> **Set problem**
Extract every line of the material below and reproduce it faithfully.
--- START Supplied records ---
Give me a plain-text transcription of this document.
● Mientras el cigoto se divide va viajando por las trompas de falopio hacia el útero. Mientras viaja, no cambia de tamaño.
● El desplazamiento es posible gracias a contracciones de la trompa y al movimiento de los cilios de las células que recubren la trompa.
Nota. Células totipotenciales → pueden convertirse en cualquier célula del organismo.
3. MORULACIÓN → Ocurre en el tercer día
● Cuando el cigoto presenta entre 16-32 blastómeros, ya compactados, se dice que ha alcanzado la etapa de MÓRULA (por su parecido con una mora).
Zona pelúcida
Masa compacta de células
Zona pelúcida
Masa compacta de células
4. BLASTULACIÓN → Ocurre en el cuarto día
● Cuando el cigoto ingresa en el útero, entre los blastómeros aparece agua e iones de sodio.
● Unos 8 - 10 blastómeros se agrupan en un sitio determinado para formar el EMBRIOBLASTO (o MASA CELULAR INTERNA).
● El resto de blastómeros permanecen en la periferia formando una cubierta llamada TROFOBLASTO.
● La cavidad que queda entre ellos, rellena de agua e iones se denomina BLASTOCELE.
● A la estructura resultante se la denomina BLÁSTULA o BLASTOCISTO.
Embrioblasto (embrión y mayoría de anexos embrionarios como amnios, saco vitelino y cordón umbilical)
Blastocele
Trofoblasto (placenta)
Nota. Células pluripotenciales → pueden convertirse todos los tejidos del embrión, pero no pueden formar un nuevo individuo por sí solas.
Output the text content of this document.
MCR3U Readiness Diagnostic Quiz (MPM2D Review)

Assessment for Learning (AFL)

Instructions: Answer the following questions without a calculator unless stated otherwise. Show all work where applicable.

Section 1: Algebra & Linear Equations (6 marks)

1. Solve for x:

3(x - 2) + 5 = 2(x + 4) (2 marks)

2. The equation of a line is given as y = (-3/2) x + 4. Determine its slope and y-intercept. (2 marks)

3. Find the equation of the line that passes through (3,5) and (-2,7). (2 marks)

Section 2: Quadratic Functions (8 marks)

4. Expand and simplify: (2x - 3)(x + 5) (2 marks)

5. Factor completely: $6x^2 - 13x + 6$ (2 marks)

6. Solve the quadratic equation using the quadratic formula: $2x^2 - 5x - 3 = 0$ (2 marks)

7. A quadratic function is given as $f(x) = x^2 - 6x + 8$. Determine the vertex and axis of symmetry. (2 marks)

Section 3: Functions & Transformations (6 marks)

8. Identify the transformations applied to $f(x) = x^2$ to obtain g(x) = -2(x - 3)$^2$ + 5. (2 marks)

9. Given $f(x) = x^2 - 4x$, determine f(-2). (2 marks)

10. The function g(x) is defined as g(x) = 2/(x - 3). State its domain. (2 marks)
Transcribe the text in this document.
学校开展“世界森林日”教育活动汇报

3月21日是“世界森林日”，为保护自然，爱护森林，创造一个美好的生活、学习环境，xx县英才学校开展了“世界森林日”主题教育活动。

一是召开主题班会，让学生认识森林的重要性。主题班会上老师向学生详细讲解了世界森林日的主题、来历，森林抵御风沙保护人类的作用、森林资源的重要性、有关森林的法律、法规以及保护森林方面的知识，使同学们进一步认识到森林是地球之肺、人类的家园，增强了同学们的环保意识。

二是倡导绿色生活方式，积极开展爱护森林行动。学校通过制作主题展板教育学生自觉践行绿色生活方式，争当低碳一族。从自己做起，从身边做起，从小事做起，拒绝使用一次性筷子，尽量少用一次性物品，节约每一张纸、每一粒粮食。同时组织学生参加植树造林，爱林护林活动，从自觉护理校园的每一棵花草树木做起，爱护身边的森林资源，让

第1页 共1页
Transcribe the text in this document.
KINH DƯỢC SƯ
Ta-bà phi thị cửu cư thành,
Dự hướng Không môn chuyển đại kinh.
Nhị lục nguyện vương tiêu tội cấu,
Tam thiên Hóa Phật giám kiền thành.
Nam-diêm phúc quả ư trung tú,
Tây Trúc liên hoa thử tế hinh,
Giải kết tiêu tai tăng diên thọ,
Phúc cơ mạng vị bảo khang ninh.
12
--- END Supplied records ---
> **Written solution**
Give me a plain-text transcription of this document.
● Mientras el cigoto se divide va viajando por las trompas de falopio hacia el útero. Mientras viaja, no cambia de tamaño.
● El desplazamiento es posible gracias a contracciones de la trompa y al movimiento de los cilios de las células que recubren la trompa.
Nota. Células totipotenciales → pueden convertirse en cualquier célula del organismo.
3. MORULACIÓN → Ocurre en el tercer día
● Cuando el cigoto presenta entre 16-32 blastómeros, ya compactados, se dice que ha alcanzado la etapa de MÓRULA (por su parecido con una mora).
Zona pelúcida
Masa compacta de células
Zona pelúcida
Masa compacta de células
4. BLASTULACIÓN → Ocurre en el cuarto día
● Cuando el cigoto ingresa en el útero, entre los blastómeros aparece agua e iones de sodio.
● Unos 8 - 10 blastómeros se agrupan en un sitio determinado para formar el EMBRIOBLASTO (o MASA CELULAR INTERNA).
● El resto de blastómeros permanecen en la periferia formando una cubierta llamada TROFOBLASTO.
● La cavidad que queda entre ellos, rellena de agua e iones se denomina BLASTOCELE.
● A la estructura resultante se la denomina BLÁSTULA o BLASTOCISTO.
Embrioblasto (embrión y mayoría de anexos embrionarios como amnios, saco vitelino y cordón umbilical)
Blastocele
Trofoblasto (placenta)
Nota. Células pluripotenciales → pueden convertirse todos los tejidos del embrión, pero no pueden formar un nuevo individuo por sí solas.
Output the text content of this document.
MCR3U Readiness Diagnostic Quiz (MPM2D Review)

Assessment for Learning (AFL)

Instructions: Answer the following questions without a calculator unless stated otherwise. Show all work where applicable.

Section 1: Algebra & Linear Equations (6 marks)

1. Solve for x:

3(x - 2) + 5 = 2(x + 4) (2 marks)

2. The equation of a line is given as y = (-3/2) x + 4. Determine its slope and y-intercept. (2 marks)

3. Find the equation of the line that passes through (3,5) and (-2,7). (2 marks)

Section 2: Quadratic Functions (8 marks)

4. Expand and simplify: (2x - 3)(x + 5) (2 marks)

5. Factor completely: $6x^2 - 13x + 6$ (2 marks)

6. Solve the quadratic equation using the quadratic formula: $2x^2 - 5x - 3 = 0$ (2 marks)

7. A quadratic function is given as $f(x) = x^2 - 6x + 8$. Determine the vertex and axis of symmetry. (2 marks)

Section 3: Functions & Transformations (6 marks)

8. Identify the transformations applied to $f(x) = x^2$ to obtain g(x) = -2(x - 3)$^2$ + 5. (2 marks)

9. Given $f(x) = x^2 - 4x$, determine f(-2). (2 marks)

10. The function g(x) is defined as g(x) = 2/(x - 3). State its domain. (2 marks)
Transcribe the text in this document.
学校开展“世界森林日”教育活动汇报

3月21日是“世界森林日”，为保护自然，爱护森林，创造一个美好的生活、学习环境，xx县英才学校开展了“世界森林日”主题教育活动。

一是召开主题班会，让学生认识森林的重要性。主题班会上老师向学生详细讲解了世界森林日的主题、来历，森林抵御风沙保护人类的作用、森林资源的重要性、有关森林的法律、法规以及保护森林方面的知识，使同学们进一步认识到森林是地球之肺、人类的家园，增强了同学们的环保意识。

二是倡导绿色生活方式，积极开展爱护森林行动。学校通过制作主题展板教育学生自觉践行绿色生活方式，争当低碳一族。从自己做起，从身边做起，从小事做起，拒绝使用一次性筷子，尽量少用一次性物品，节约每一张纸、每一粒粮食。同时组织学生参加植树造林，爱林护林活动，从自觉护理校园的每一棵花草树木做起，爱护身边的森林资源，让

第1页 共1页
Transcribe the text in this document.
KINH DƯỢC SƯ
Ta-bà phi thị cửu cư thành,
Dự hướng Không môn chuyển đại kinh.
Nhị lục nguyện vương tiêu tội cấu,
Tam thiên Hóa Phật giám kiền thành.
Nam-diêm phúc quả ư trung tú,
Tây Trúc liên hoa thử tế hinh,
Giải kết tiêu tai tăng diên thọ,
Phúc cơ mạng vị bảo khang ninh.
12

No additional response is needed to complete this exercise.